_WHAT THE TASK ASKS_
Identify the lines containing the word "Medical". Copy each one.

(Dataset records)
────────────────
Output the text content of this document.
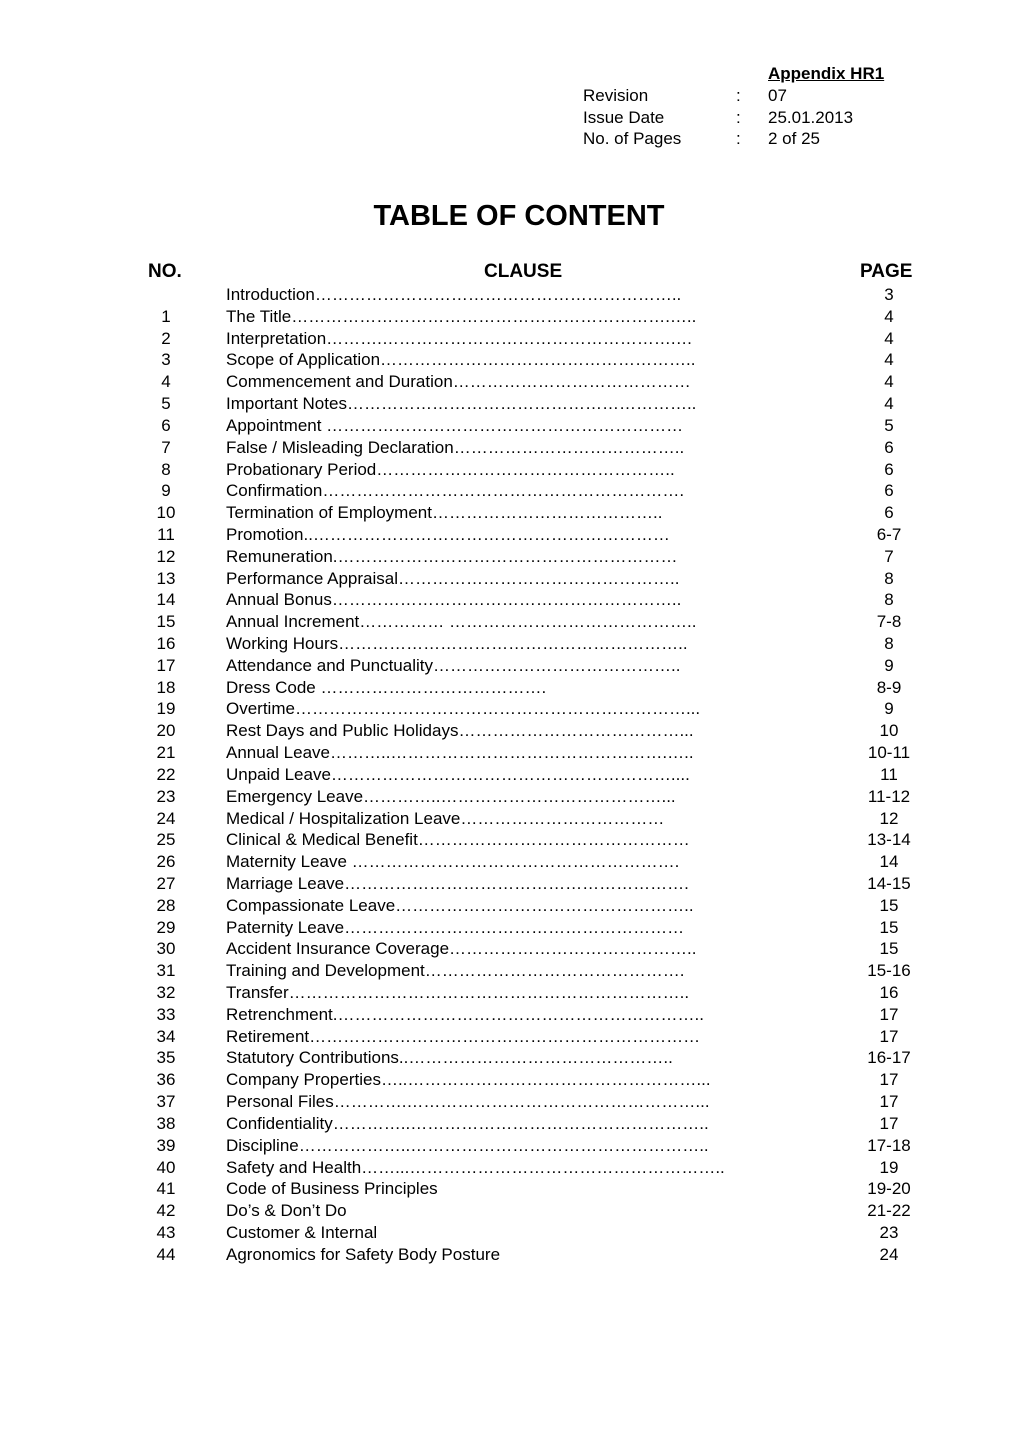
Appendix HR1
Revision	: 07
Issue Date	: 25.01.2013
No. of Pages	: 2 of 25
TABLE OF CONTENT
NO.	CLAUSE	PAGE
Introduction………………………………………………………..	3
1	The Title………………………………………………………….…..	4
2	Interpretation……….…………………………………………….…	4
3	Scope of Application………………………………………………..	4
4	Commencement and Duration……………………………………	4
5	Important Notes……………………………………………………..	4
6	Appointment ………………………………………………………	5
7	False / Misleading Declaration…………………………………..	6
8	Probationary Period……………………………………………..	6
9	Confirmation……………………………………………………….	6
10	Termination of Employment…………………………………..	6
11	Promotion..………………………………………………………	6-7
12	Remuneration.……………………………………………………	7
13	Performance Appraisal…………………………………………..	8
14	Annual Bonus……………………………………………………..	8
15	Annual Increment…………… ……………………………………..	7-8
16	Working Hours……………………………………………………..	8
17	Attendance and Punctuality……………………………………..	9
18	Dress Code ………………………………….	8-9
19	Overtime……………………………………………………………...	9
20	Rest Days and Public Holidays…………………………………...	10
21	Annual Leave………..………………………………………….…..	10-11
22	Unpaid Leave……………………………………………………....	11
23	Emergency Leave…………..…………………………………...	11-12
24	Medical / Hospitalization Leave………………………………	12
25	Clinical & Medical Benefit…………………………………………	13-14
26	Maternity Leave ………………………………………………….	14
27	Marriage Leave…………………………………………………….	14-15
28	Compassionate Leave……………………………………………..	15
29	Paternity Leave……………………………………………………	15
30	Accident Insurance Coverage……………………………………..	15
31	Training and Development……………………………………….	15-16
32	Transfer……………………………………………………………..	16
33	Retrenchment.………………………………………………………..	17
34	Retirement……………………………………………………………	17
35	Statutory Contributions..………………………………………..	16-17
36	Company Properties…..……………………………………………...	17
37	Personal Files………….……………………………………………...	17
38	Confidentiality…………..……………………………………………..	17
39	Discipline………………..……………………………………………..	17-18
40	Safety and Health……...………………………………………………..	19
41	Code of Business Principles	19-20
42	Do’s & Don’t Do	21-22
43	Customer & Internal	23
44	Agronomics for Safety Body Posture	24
────────────────
_CORRECT ANSWER_
24	Medical / Hospitalization Leave………………………………	12
25	Clinical & Medical Benefit…………………………………………	13-14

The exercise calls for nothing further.